**Records to process**
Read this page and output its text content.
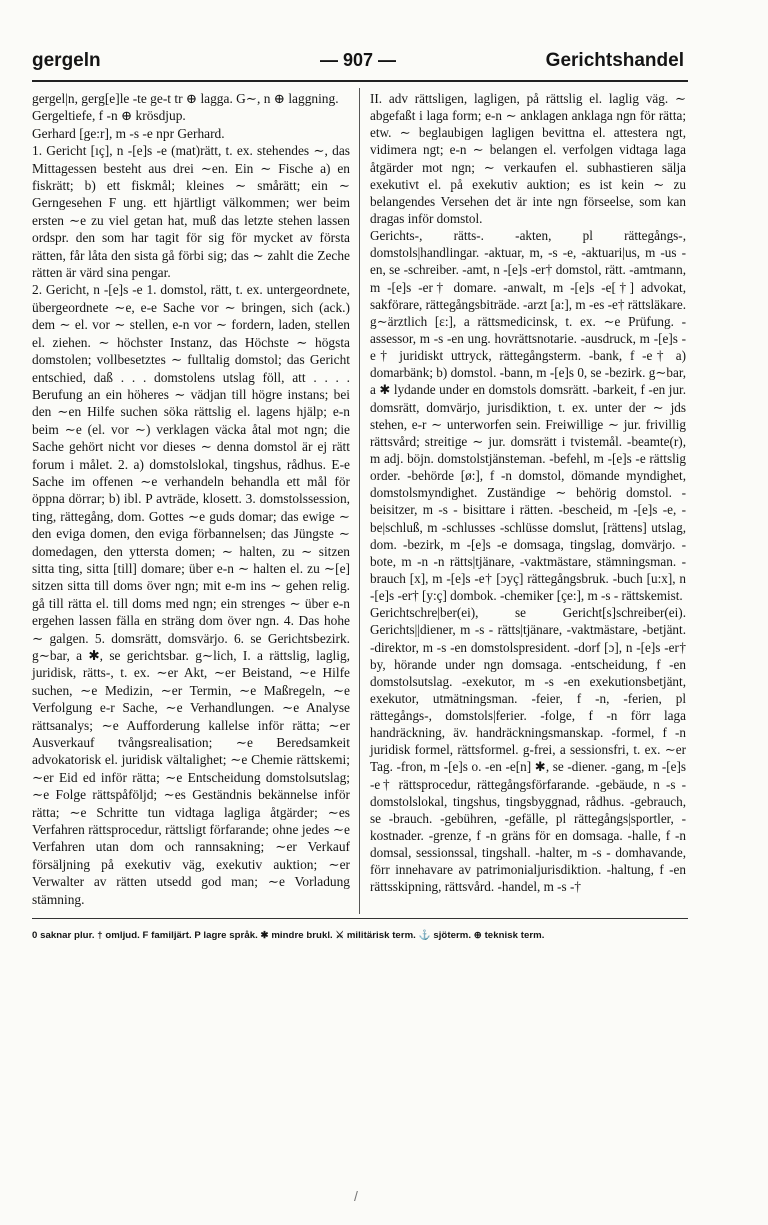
gergeln	— 907 —	Gerichtshandel

gergel|n, gerg[e]le -te ge-t tr ⊕ lagga. G∼, n ⊕ laggning.

Gergeltiefe, f -n ⊕ krösdjup.

Gerhard [ge:r], m -s -e npr Gerhard.

1. Gericht [ıç], n -[e]s -e (mat)rätt, t. ex. stehendes ∼, das Mittagessen besteht aus drei ∼en. Ein ∼ Fische a) en fiskrätt; b) ett fiskmål; kleines ∼ smårätt; ein ∼ Gerngesehen F ung. ett hjärtligt välkommen; wer beim ersten ∼e zu viel getan hat, muß das letzte stehen lassen ordspr. den som har tagit för sig för mycket av första rätten, får låta den sista gå förbi sig; das ∼ zahlt die Zeche rätten är värd sina pengar.

2. Gericht, n -[e]s -e 1. domstol, rätt, t. ex. untergeordnete, übergeordnete ∼e, e-e Sache vor ∼ bringen, sich (ack.) dem ∼ el. vor ∼ stellen, e-n vor ∼ fordern, laden, stellen el. ziehen. ∼ höchster Instanz, das Höchste ∼ högsta domstolen; vollbesetztes ∼ fulltalig domstol; das Gericht entschied, daß . . . domstolens utslag föll, att . . . . Berufung an ein höheres ∼ vädjan till högre instans; bei den ∼en Hilfe suchen söka rättslig el. lagens hjälp; e-n beim ∼e (el. vor ∼) verklagen väcka åtal mot ngn; die Sache gehört nicht vor dieses ∼ denna domstol är ej rätt forum i målet. 2. a) domstolslokal, tingshus, rådhus. E-e Sache im offenen ∼e verhandeln behandla ett mål för öppna dörrar; b) ibl. P avträde, klosett. 3. domstolssession, ting, rättegång, dom. Gottes ∼e guds domar; das ewige ∼ den eviga domen, den eviga förbannelsen; das Jüngste ∼ domedagen, den yttersta domen; ∼ halten, zu ∼ sitzen sitta ting, sitta [till] domare; über e-n ∼ halten el. zu ∼[e] sitzen sitta till doms över ngn; mit e-m ins ∼ gehen relig. gå till rätta el. till doms med ngn; ein strenges ∼ über e-n ergehen lassen fälla en sträng dom över ngn. 4. Das hohe ∼ galgen. 5. domsrätt, domsvärjo. 6. se Gerichtsbezirk. g∼bar, a ✱, se gerichtsbar. g∼lich, I. a rättslig, laglig, juridisk, rätts-, t. ex. ∼er Akt, ∼er Beistand, ∼e Hilfe suchen, ∼e Medizin, ∼er Termin, ∼e Maßregeln, ∼e Verfolgung e-r Sache, ∼e Verhandlungen. ∼e Analyse rättsanalys; ∼e Aufforderung kallelse inför rätta; ∼er Ausverkauf tvångsrealisation; ∼e Beredsamkeit advokatorisk el. juridisk vältalighet; ∼e Chemie rättskemi; ∼er Eid ed inför rätta; ∼e Entscheidung domstolsutslag; ∼e Folge rättspåföljd; ∼es Geständnis bekännelse inför rätta; ∼e Schritte tun vidtaga lagliga åtgärder; ∼es Verfahren rättsprocedur, rättsligt förfarande; ohne jedes ∼e Verfahren utan dom och rannsakning; ∼er Verkauf försäljning på exekutiv väg, exekutiv auktion; ∼er Verwalter av rätten utsedd god man; ∼e Vorladung stämning.

II. adv rättsligen, lagligen, på rättslig el. laglig väg. ∼ abgefaßt i laga form; e-n ∼ anklagen anklaga ngn för rätta; etw. ∼ beglaubigen lagligen bevittna el. attestera ngt, vidimera ngt; e-n ∼ belangen el. verfolgen vidtaga laga åtgärder mot ngn; ∼ verkaufen el. subhastieren sälja exekutivt el. på exekutiv auktion; es ist kein ∼ zu belangendes Versehen det är inte ngn förseelse, som kan dragas inför domstol.

Gerichts-, rätts-. -akten, pl rättegångs-, domstols|handlingar. -aktuar, m, -s -e, -aktuari|us, m -us -en, se -schreiber. -amt, n -[e]s -er† domstol, rätt. -amtmann, m -[e]s -er† domare. -anwalt, m -[e]s -e[†] advokat, sakförare, rättegångsbiträde. -arzt [a:], m -es -e† rättsläkare. g∼ärztlich [ɛ:], a rättsmedicinsk, t. ex. ∼e Prüfung. -assessor, m -s -en ung. hovrättsnotarie. -ausdruck, m -[e]s -e† juridiskt uttryck, rättegångsterm. -bank, f -e† a) domarbänk; b) domstol. -bann, m -[e]s 0, se -bezirk. g∼bar, a ✱ lydande under en domstols domsrätt. -barkeit, f -en jur. domsrätt, domvärjo, jurisdiktion, t. ex. unter der ∼ jds stehen, e-r ∼ unterworfen sein. Freiwillige ∼ jur. frivillig rättsvård; streitige ∼ jur. domsrätt i tvistemål. -beamte(r), m adj. böjn. domstolstjänsteman. -befehl, m -[e]s -e rättslig order. -behörde [ø:], f -n domstol, dömande myndighet, domstolsmyndighet. Zuständige ∼ behörig domstol. -beisitzer, m -s - bisittare i rätten. -bescheid, m -[e]s -e, -be|schluß, m -schlusses -schlüsse domslut, [rättens] utslag, dom. -bezirk, m -[e]s -e domsaga, tingslag, domvärjo. -bote, m -n -n rätts|tjänare, -vaktmästare, stämningsman. -brauch [x], m -[e]s -e† [ɔyç] rättegångsbruk. -buch [u:x], n -[e]s -er† [y:ç] dombok. -chemiker [çe:], m -s - rättskemist.

Gerichtschre|ber(ei), se Gericht[s]schreiber(ei). Gerichts||diener, m -s - rätts|tjänare, -vaktmästare, -betjänt. -direktor, m -s -en domstolspresident. -dorf [ɔ], n -[e]s -er† by, hörande under ngn domsaga. -entscheidung, f -en domstolsutslag. -exekutor, m -s -en exekutionsbetjänt, exekutor, utmätningsman. -feier, f -n, -ferien, pl rättegångs-, domstols|ferier. -folge, f -n förr laga handräckning, äv. handräckningsmanskap. -formel, f -n juridisk formel, rättsformel. g-frei, a sessionsfri, t. ex. ∼er Tag. -fron, m -[e]s o. -en -e[n] ✱, se -diener. -gang, m -[e]s -e† rättsprocedur, rättegångsförfarande. -gebäude, n -s - domstolslokal, tingshus, tingsbyggnad, rådhus. -gebrauch, se -brauch. -gebühren, -gefälle, pl rättegångs|sportler, -kostnader. -grenze, f -n gräns för en domsaga. -halle, f -n domsal, sessionssal, tingshall. -halter, m -s - domhavande, förr innehavare av patrimonialjurisdiktion. -haltung, f -en rättsskipning, rättsvård. -handel, m -s -†

0 saknar plur. † omljud. F familjärt. P lagre språk. ✱ mindre brukl. ⚔ militärisk term. ⚓ sjöterm. ⊕ teknisk term.
/
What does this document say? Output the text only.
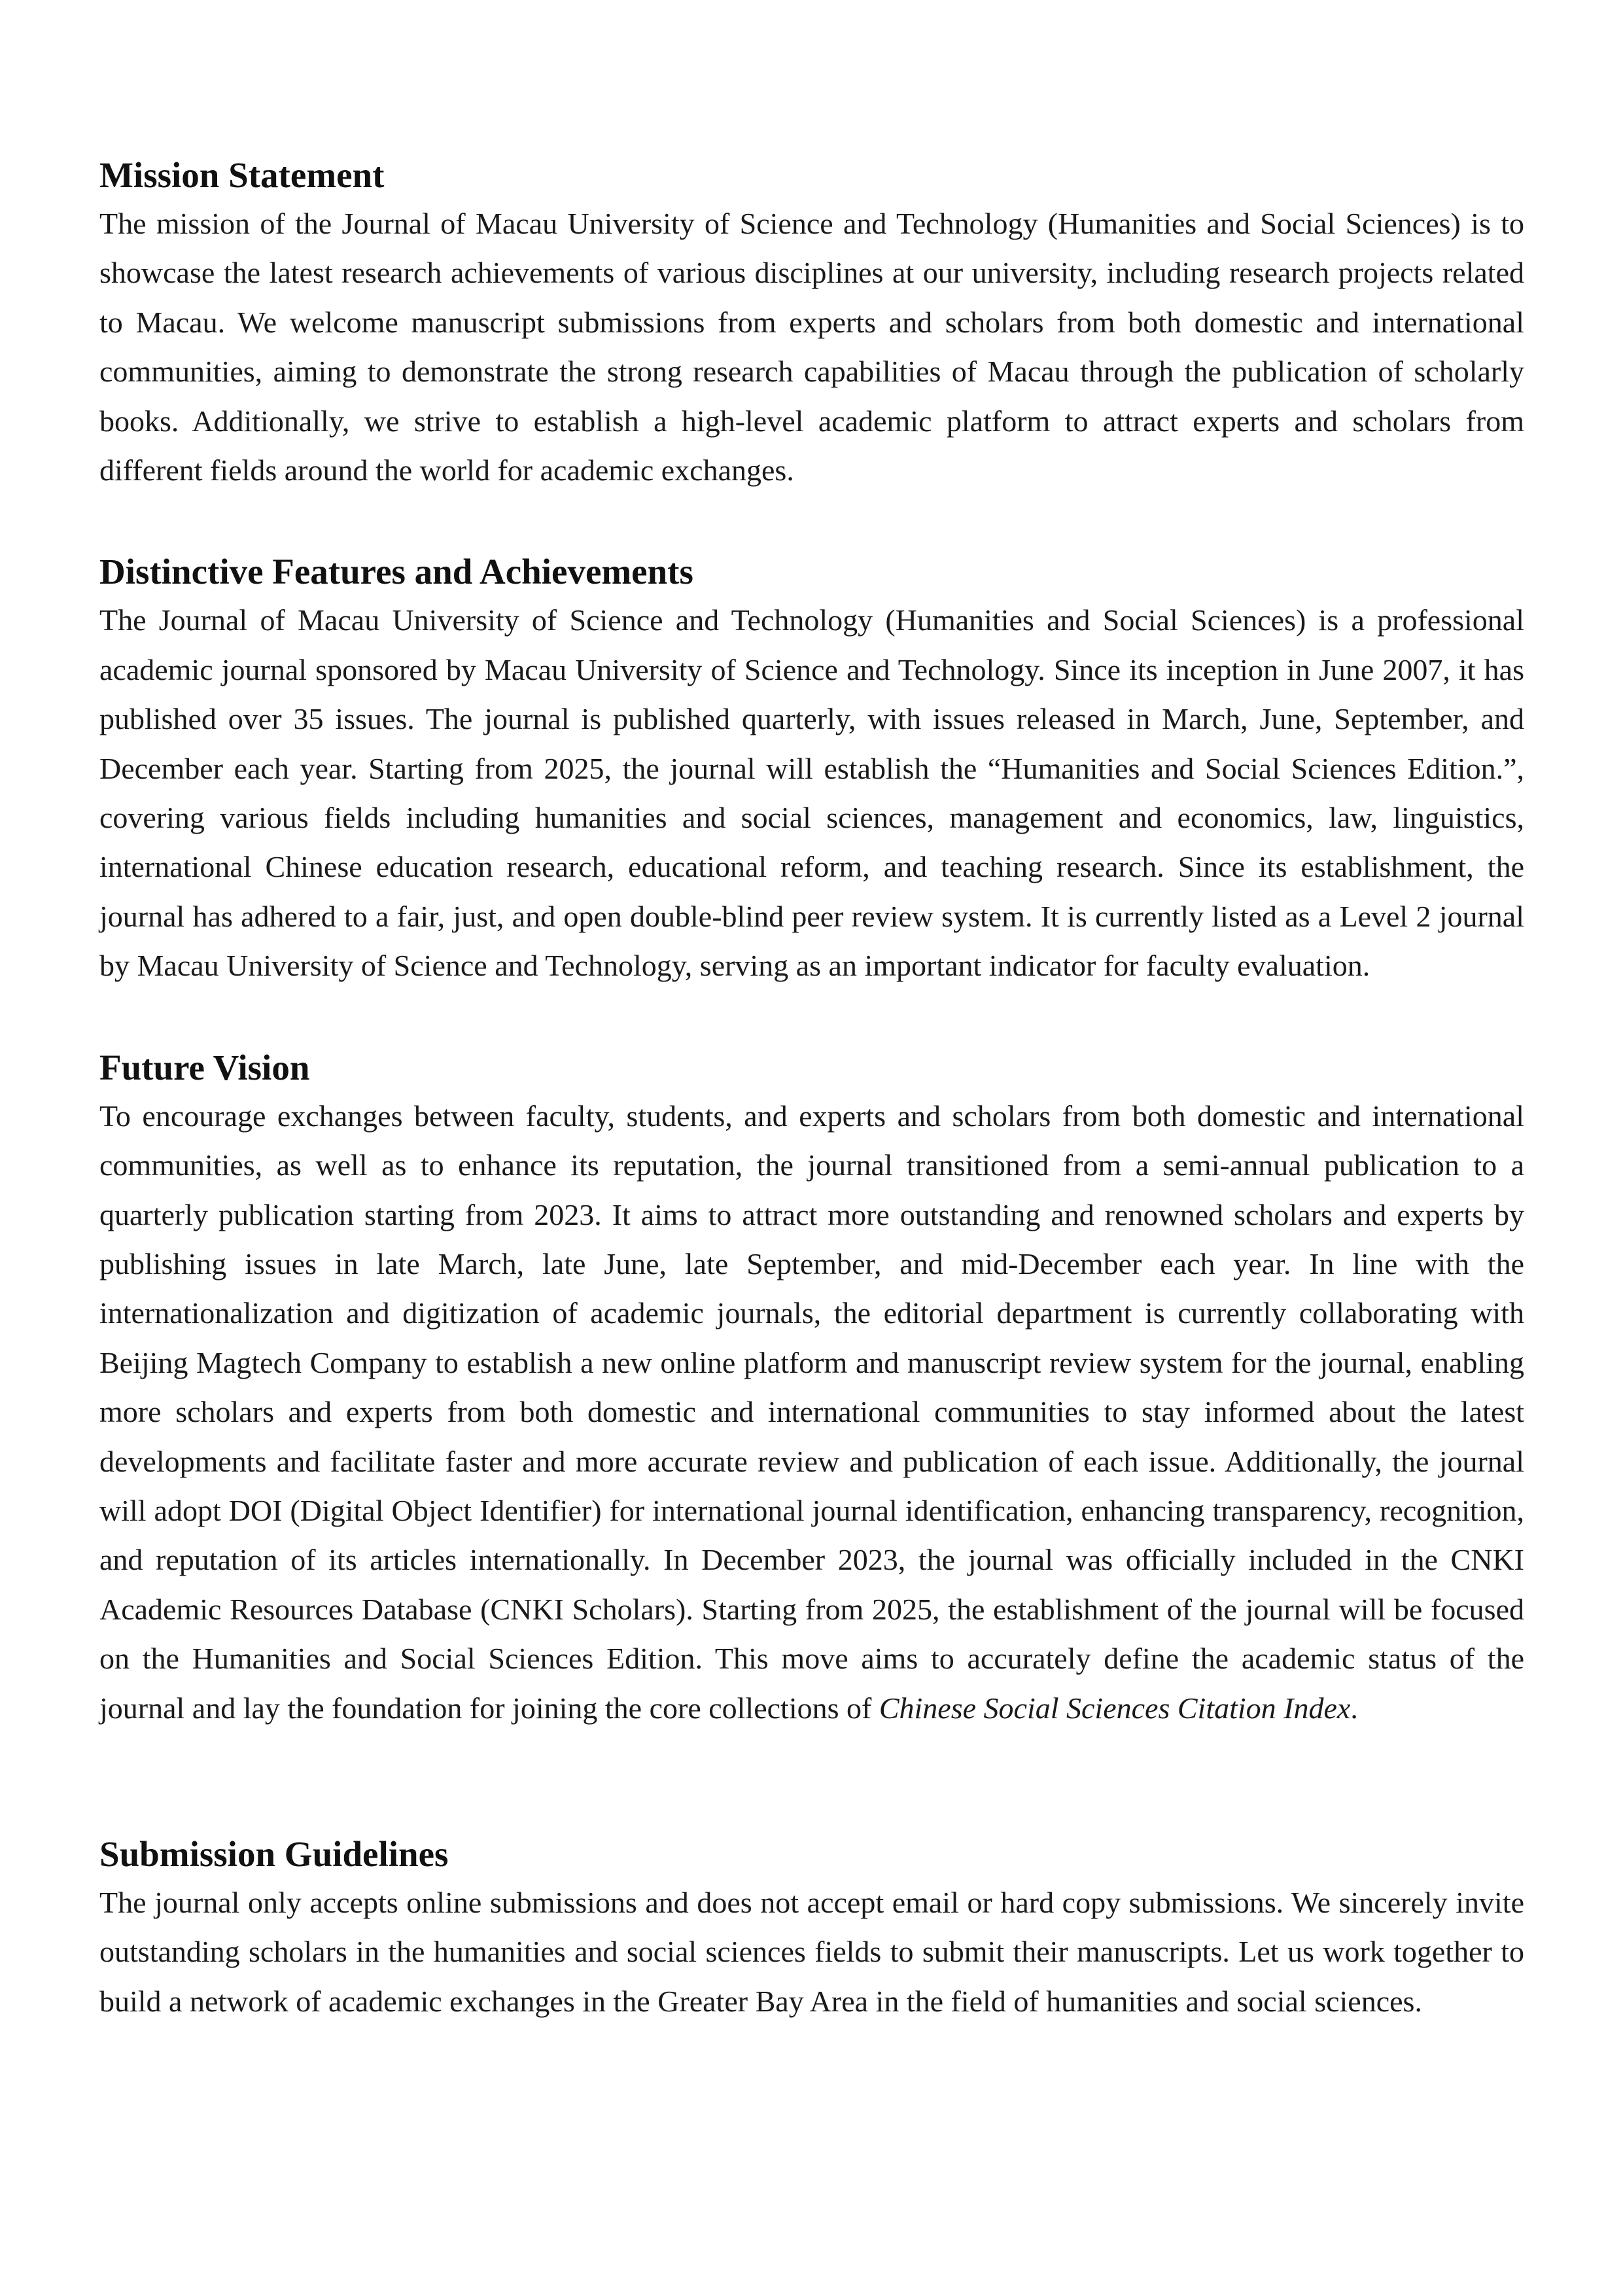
Mission Statement

The mission of the Journal of Macau University of Science and Technology (Humanities and Social Sciences) is to showcase the latest research achievements of various disciplines at our university, including research projects related to Macau. We welcome manuscript submissions from experts and scholars from both domestic and international communities, aiming to demonstrate the strong research capabilities of Macau through the publication of scholarly books. Additionally, we strive to establish a high-level academic platform to attract experts and scholars from different fields around the world for academic exchanges.

Distinctive Features and Achievements

The Journal of Macau University of Science and Technology (Humanities and Social Sciences) is a professional academic journal sponsored by Macau University of Science and Technology. Since its inception in June 2007, it has published over 35 issues. The journal is published quarterly, with issues released in March, June, September, and December each year. Starting from 2025, the journal will establish the “Humanities and Social Sciences Edition.”, covering various fields including humanities and social sciences, management and economics, law, linguistics, international Chinese education research, educational reform, and teaching research. Since its establishment, the journal has adhered to a fair, just, and open double-blind peer review system. It is currently listed as a Level 2 journal by Macau University of Science and Technology, serving as an important indicator for faculty evaluation.

Future Vision

To encourage exchanges between faculty, students, and experts and scholars from both domestic and international communities, as well as to enhance its reputation, the journal transitioned from a semi-annual publication to a quarterly publication starting from 2023. It aims to attract more outstanding and renowned scholars and experts by publishing issues in late March, late June, late September, and mid-December each year. In line with the internationalization and digitization of academic journals, the editorial department is currently collaborating with Beijing Magtech Company to establish a new online platform and manuscript review system for the journal, enabling more scholars and experts from both domestic and international communities to stay informed about the latest developments and facilitate faster and more accurate review and publication of each issue. Additionally, the journal will adopt DOI (Digital Object Identifier) for international journal identification, enhancing transparency, recognition, and reputation of its articles internationally. In December 2023, the journal was officially included in the CNKI Academic Resources Database (CNKI Scholars). Starting from 2025, the establishment of the journal will be focused on the Humanities and Social Sciences Edition. This move aims to accurately define the academic status of the journal and lay the foundation for joining the core collections of Chinese Social Sciences Citation Index.

Submission Guidelines

The journal only accepts online submissions and does not accept email or hard copy submissions. We sincerely invite outstanding scholars in the humanities and social sciences fields to submit their manuscripts. Let us work together to build a network of academic exchanges in the Greater Bay Area in the field of humanities and social sciences.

**Exercise instructions**
What is the number of lines holding the word "submissions"? State it alone.

**Output of the exercise**
2